- [Aim of the exercise] The entries are to be output word for word, with the pictures omitted.

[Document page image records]
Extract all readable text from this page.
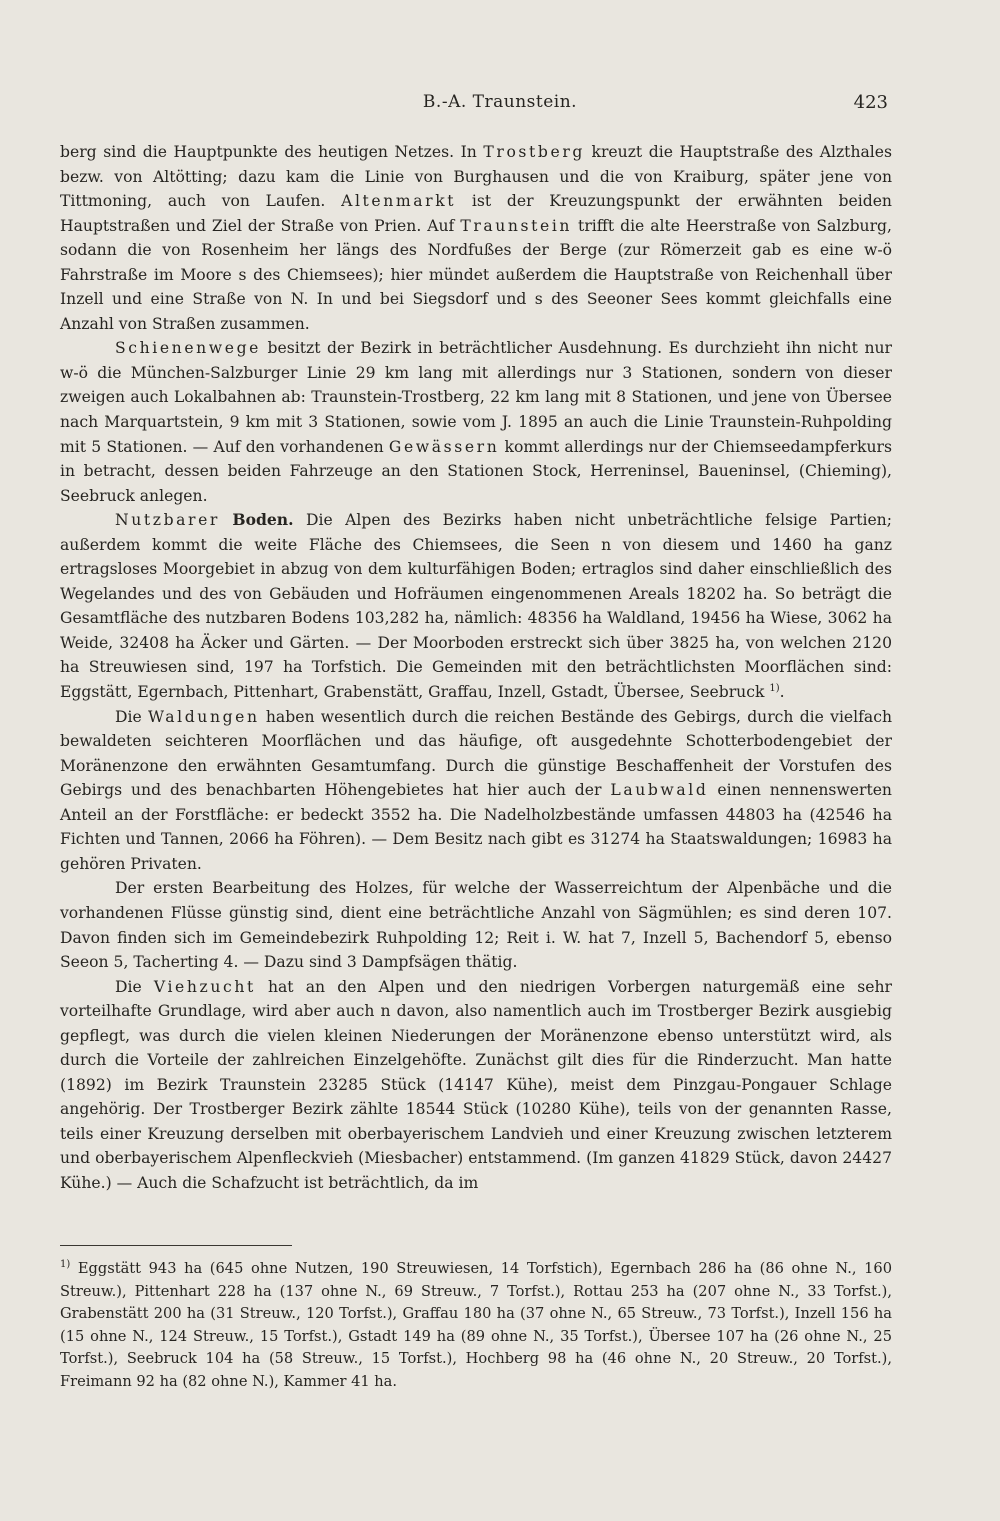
B.-A. Traunstein.	423

berg sind die Hauptpunkte des heutigen Netzes. In Trostberg kreuzt die Hauptstraße des Alzthales bezw. von Altötting; dazu kam die Linie von Burghausen und die von Kraiburg, später jene von Tittmoning, auch von Laufen. Altenmarkt ist der Kreuzungspunkt der erwähnten beiden Hauptstraßen und Ziel der Straße von Prien. Auf Traunstein trifft die alte Heerstraße von Salzburg, sodann die von Rosenheim her längs des Nordfußes der Berge (zur Römerzeit gab es eine w-ö Fahrstraße im Moore s des Chiemsees); hier mündet außerdem die Hauptstraße von Reichenhall über Inzell und eine Straße von N. In und bei Siegsdorf und s des Seeoner Sees kommt gleichfalls eine Anzahl von Straßen zusammen.

Schienenwege besitzt der Bezirk in beträchtlicher Ausdehnung. Es durchzieht ihn nicht nur w-ö die München-Salzburger Linie 29 km lang mit allerdings nur 3 Stationen, sondern von dieser zweigen auch Lokalbahnen ab: Traunstein-Trostberg, 22 km lang mit 8 Stationen, und jene von Übersee nach Marquartstein, 9 km mit 3 Stationen, sowie vom J. 1895 an auch die Linie Traunstein-Ruhpolding mit 5 Stationen. — Auf den vorhandenen Gewässern kommt allerdings nur der Chiemseedampferkurs in betracht, dessen beiden Fahrzeuge an den Stationen Stock, Herreninsel, Baueninsel, (Chieming), Seebruck anlegen.

Nutzbarer Boden. Die Alpen des Bezirks haben nicht unbeträchtliche felsige Partien; außerdem kommt die weite Fläche des Chiemsees, die Seen n von diesem und 1460 ha ganz ertragsloses Moorgebiet in abzug von dem kulturfähigen Boden; ertraglos sind daher einschließlich des Wegelandes und des von Gebäuden und Hofräumen eingenommenen Areals 18202 ha. So beträgt die Gesamtfläche des nutzbaren Bodens 103,282 ha, nämlich: 48356 ha Waldland, 19456 ha Wiese, 3062 ha Weide, 32408 ha Äcker und Gärten. — Der Moorboden erstreckt sich über 3825 ha, von welchen 2120 ha Streuwiesen sind, 197 ha Torfstich. Die Gemeinden mit den beträchtlichsten Moorflächen sind: Eggstätt, Egernbach, Pittenhart, Grabenstätt, Graffau, Inzell, Gstadt, Übersee, Seebruck $^{1)}$.

Die Waldungen haben wesentlich durch die reichen Bestände des Gebirgs, durch die vielfach bewaldeten seichteren Moorflächen und das häufige, oft ausgedehnte Schotterbodengebiet der Moränenzone den erwähnten Gesamtumfang. Durch die günstige Beschaffenheit der Vorstufen des Gebirgs und des benachbarten Höhengebietes hat hier auch der Laubwald einen nennenswerten Anteil an der Forstfläche: er bedeckt 3552 ha. Die Nadelholzbestände umfassen 44803 ha (42546 ha Fichten und Tannen, 2066 ha Föhren). — Dem Besitz nach gibt es 31274 ha Staatswaldungen; 16983 ha gehören Privaten.

Der ersten Bearbeitung des Holzes, für welche der Wasserreichtum der Alpenbäche und die vorhandenen Flüsse günstig sind, dient eine beträchtliche Anzahl von Sägmühlen; es sind deren 107. Davon finden sich im Gemeindebezirk Ruhpolding 12; Reit i. W. hat 7, Inzell 5, Bachendorf 5, ebenso Seeon 5, Tacherting 4. — Dazu sind 3 Dampfsägen thätig.

Die Viehzucht hat an den Alpen und den niedrigen Vorbergen naturgemäß eine sehr vorteilhafte Grundlage, wird aber auch n davon, also namentlich auch im Trostberger Bezirk ausgiebig gepflegt, was durch die vielen kleinen Niederungen der Moränenzone ebenso unterstützt wird, als durch die Vorteile der zahlreichen Einzelgehöfte. Zunächst gilt dies für die Rinderzucht. Man hatte (1892) im Bezirk Traunstein 23285 Stück (14147 Kühe), meist dem Pinzgau-Pongauer Schlage angehörig. Der Trostberger Bezirk zählte 18544 Stück (10280 Kühe), teils von der genannten Rasse, teils einer Kreuzung derselben mit oberbayerischem Landvieh und einer Kreuzung zwischen letzterem und oberbayerischem Alpenfleckvieh (Miesbacher) entstammend. (Im ganzen 41829 Stück, davon 24427 Kühe.) — Auch die Schafzucht ist beträchtlich, da im

$^{1)}$ Eggstätt 943 ha (645 ohne Nutzen, 190 Streuwiesen, 14 Torfstich), Egernbach 286 ha (86 ohne N., 160 Streuw.), Pittenhart 228 ha (137 ohne N., 69 Streuw., 7 Torfst.), Rottau 253 ha (207 ohne N., 33 Torfst.), Grabenstätt 200 ha (31 Streuw., 120 Torfst.), Graffau 180 ha (37 ohne N., 65 Streuw., 73 Torfst.), Inzell 156 ha (15 ohne N., 124 Streuw., 15 Torfst.), Gstadt 149 ha (89 ohne N., 35 Torfst.), Übersee 107 ha (26 ohne N., 25 Torfst.), Seebruck 104 ha (58 Streuw., 15 Torfst.), Hochberg 98 ha (46 ohne N., 20 Streuw., 20 Torfst.), Freimann 92 ha (82 ohne N.), Kammer 41 ha.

- [Written reply]
Extract all readable text from this page.
B.-A. Traunstein.	423

berg sind die Hauptpunkte des heutigen Netzes. In Trostberg kreuzt die Hauptstraße des Alzthales bezw. von Altötting; dazu kam die Linie von Burghausen und die von Kraiburg, später jene von Tittmoning, auch von Laufen. Altenmarkt ist der Kreuzungspunkt der erwähnten beiden Hauptstraßen und Ziel der Straße von Prien. Auf Traunstein trifft die alte Heerstraße von Salzburg, sodann die von Rosenheim her längs des Nordfußes der Berge (zur Römerzeit gab es eine w-ö Fahrstraße im Moore s des Chiemsees); hier mündet außerdem die Hauptstraße von Reichenhall über Inzell und eine Straße von N. In und bei Siegsdorf und s des Seeoner Sees kommt gleichfalls eine Anzahl von Straßen zusammen.

Schienenwege besitzt der Bezirk in beträchtlicher Ausdehnung. Es durchzieht ihn nicht nur w-ö die München-Salzburger Linie 29 km lang mit allerdings nur 3 Stationen, sondern von dieser zweigen auch Lokalbahnen ab: Traunstein-Trostberg, 22 km lang mit 8 Stationen, und jene von Übersee nach Marquartstein, 9 km mit 3 Stationen, sowie vom J. 1895 an auch die Linie Traunstein-Ruhpolding mit 5 Stationen. — Auf den vorhandenen Gewässern kommt allerdings nur der Chiemseedampferkurs in betracht, dessen beiden Fahrzeuge an den Stationen Stock, Herreninsel, Baueninsel, (Chieming), Seebruck anlegen.

Nutzbarer Boden. Die Alpen des Bezirks haben nicht unbeträchtliche felsige Partien; außerdem kommt die weite Fläche des Chiemsees, die Seen n von diesem und 1460 ha ganz ertragsloses Moorgebiet in abzug von dem kulturfähigen Boden; ertraglos sind daher einschließlich des Wegelandes und des von Gebäuden und Hofräumen eingenommenen Areals 18202 ha. So beträgt die Gesamtfläche des nutzbaren Bodens 103,282 ha, nämlich: 48356 ha Waldland, 19456 ha Wiese, 3062 ha Weide, 32408 ha Äcker und Gärten. — Der Moorboden erstreckt sich über 3825 ha, von welchen 2120 ha Streuwiesen sind, 197 ha Torfstich. Die Gemeinden mit den beträchtlichsten Moorflächen sind: Eggstätt, Egernbach, Pittenhart, Grabenstätt, Graffau, Inzell, Gstadt, Übersee, Seebruck $^{1)}$.

Die Waldungen haben wesentlich durch die reichen Bestände des Gebirgs, durch die vielfach bewaldeten seichteren Moorflächen und das häufige, oft ausgedehnte Schotterbodengebiet der Moränenzone den erwähnten Gesamtumfang. Durch die günstige Beschaffenheit der Vorstufen des Gebirgs und des benachbarten Höhengebietes hat hier auch der Laubwald einen nennenswerten Anteil an der Forstfläche: er bedeckt 3552 ha. Die Nadelholzbestände umfassen 44803 ha (42546 ha Fichten und Tannen, 2066 ha Föhren). — Dem Besitz nach gibt es 31274 ha Staatswaldungen; 16983 ha gehören Privaten.

Der ersten Bearbeitung des Holzes, für welche der Wasserreichtum der Alpenbäche und die vorhandenen Flüsse günstig sind, dient eine beträchtliche Anzahl von Sägmühlen; es sind deren 107. Davon finden sich im Gemeindebezirk Ruhpolding 12; Reit i. W. hat 7, Inzell 5, Bachendorf 5, ebenso Seeon 5, Tacherting 4. — Dazu sind 3 Dampfsägen thätig.

Die Viehzucht hat an den Alpen und den niedrigen Vorbergen naturgemäß eine sehr vorteilhafte Grundlage, wird aber auch n davon, also namentlich auch im Trostberger Bezirk ausgiebig gepflegt, was durch die vielen kleinen Niederungen der Moränenzone ebenso unterstützt wird, als durch die Vorteile der zahlreichen Einzelgehöfte. Zunächst gilt dies für die Rinderzucht. Man hatte (1892) im Bezirk Traunstein 23285 Stück (14147 Kühe), meist dem Pinzgau-Pongauer Schlage angehörig. Der Trostberger Bezirk zählte 18544 Stück (10280 Kühe), teils von der genannten Rasse, teils einer Kreuzung derselben mit oberbayerischem Landvieh und einer Kreuzung zwischen letzterem und oberbayerischem Alpenfleckvieh (Miesbacher) entstammend. (Im ganzen 41829 Stück, davon 24427 Kühe.) — Auch die Schafzucht ist beträchtlich, da im

$^{1)}$ Eggstätt 943 ha (645 ohne Nutzen, 190 Streuwiesen, 14 Torfstich), Egernbach 286 ha (86 ohne N., 160 Streuw.), Pittenhart 228 ha (137 ohne N., 69 Streuw., 7 Torfst.), Rottau 253 ha (207 ohne N., 33 Torfst.), Grabenstätt 200 ha (31 Streuw., 120 Torfst.), Graffau 180 ha (37 ohne N., 65 Streuw., 73 Torfst.), Inzell 156 ha (15 ohne N., 124 Streuw., 15 Torfst.), Gstadt 149 ha (89 ohne N., 35 Torfst.), Übersee 107 ha (26 ohne N., 25 Torfst.), Seebruck 104 ha (58 Streuw., 15 Torfst.), Hochberg 98 ha (46 ohne N., 20 Streuw., 20 Torfst.), Freimann 92 ha (82 ohne N.), Kammer 41 ha.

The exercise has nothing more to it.